What you have to do -
Please give the count of lines holding the string "signals" and nothing besides.

(Stored entries)
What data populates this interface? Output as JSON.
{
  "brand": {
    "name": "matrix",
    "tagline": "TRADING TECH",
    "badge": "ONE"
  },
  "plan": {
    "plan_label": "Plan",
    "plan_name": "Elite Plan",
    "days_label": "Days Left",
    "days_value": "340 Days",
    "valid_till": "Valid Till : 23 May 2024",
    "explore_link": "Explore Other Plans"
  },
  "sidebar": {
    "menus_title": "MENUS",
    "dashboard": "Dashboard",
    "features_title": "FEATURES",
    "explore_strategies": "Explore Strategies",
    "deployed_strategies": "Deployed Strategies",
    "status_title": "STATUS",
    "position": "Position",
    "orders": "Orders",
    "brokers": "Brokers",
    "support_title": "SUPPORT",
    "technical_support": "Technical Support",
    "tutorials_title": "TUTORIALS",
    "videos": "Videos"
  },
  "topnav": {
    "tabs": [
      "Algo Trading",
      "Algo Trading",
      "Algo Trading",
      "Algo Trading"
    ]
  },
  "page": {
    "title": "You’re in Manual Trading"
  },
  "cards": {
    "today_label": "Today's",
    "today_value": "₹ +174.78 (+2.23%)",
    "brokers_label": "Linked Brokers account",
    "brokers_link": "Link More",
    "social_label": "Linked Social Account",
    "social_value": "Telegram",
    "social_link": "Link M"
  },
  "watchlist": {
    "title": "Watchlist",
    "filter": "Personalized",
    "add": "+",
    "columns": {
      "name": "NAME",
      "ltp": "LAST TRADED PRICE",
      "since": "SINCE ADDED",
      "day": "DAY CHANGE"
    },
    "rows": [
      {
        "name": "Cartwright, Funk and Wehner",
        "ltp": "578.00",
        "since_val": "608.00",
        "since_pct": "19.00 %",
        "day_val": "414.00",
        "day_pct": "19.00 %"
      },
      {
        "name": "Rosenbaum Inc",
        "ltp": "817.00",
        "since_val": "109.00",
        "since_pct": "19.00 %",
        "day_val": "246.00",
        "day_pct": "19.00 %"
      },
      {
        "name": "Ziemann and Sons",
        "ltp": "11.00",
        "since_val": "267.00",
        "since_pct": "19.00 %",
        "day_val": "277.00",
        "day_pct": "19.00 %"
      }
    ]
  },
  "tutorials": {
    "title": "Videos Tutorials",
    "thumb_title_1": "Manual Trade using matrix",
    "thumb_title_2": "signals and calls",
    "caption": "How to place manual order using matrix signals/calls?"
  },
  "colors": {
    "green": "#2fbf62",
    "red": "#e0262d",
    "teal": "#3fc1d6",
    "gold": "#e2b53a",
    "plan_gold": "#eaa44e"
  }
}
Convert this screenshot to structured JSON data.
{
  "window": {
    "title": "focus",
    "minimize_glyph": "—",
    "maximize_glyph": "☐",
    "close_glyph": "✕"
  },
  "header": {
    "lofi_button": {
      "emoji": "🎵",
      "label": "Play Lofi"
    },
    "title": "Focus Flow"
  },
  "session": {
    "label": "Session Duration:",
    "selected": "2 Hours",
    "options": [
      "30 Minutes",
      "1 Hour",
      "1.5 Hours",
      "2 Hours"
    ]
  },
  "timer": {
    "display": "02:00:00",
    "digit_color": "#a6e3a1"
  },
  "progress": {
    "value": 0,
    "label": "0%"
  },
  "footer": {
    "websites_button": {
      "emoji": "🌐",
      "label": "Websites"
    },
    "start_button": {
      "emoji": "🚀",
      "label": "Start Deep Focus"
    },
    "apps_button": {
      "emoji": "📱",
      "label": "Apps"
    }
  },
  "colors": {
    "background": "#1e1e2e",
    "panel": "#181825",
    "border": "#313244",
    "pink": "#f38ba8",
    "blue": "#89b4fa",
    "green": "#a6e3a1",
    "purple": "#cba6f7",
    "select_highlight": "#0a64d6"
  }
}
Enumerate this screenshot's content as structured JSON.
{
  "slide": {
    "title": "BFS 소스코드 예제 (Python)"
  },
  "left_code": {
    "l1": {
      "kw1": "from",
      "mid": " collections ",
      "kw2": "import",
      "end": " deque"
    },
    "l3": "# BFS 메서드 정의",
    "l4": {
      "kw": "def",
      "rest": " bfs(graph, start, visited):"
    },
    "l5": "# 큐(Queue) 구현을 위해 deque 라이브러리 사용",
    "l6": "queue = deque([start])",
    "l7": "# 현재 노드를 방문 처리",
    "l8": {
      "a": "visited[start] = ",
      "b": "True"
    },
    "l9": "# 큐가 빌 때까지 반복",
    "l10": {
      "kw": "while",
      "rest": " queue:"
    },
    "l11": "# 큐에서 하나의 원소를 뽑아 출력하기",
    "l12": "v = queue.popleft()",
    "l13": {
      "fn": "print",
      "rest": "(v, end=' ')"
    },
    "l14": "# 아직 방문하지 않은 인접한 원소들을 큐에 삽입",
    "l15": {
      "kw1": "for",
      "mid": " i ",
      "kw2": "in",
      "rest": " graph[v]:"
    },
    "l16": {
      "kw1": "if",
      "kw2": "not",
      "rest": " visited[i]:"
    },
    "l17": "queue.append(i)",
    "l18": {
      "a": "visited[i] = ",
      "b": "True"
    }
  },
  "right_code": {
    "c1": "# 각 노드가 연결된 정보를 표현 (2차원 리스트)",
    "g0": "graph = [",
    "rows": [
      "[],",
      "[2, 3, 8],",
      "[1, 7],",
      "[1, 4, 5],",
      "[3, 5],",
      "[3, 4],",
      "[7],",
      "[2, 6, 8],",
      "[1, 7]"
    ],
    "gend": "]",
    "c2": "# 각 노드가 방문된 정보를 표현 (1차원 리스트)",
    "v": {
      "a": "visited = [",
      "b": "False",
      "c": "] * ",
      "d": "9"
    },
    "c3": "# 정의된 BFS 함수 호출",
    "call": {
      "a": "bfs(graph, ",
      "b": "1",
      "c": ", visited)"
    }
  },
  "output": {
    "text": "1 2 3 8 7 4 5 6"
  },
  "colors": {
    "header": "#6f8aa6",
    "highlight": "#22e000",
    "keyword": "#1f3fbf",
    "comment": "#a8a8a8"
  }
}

Task result -
2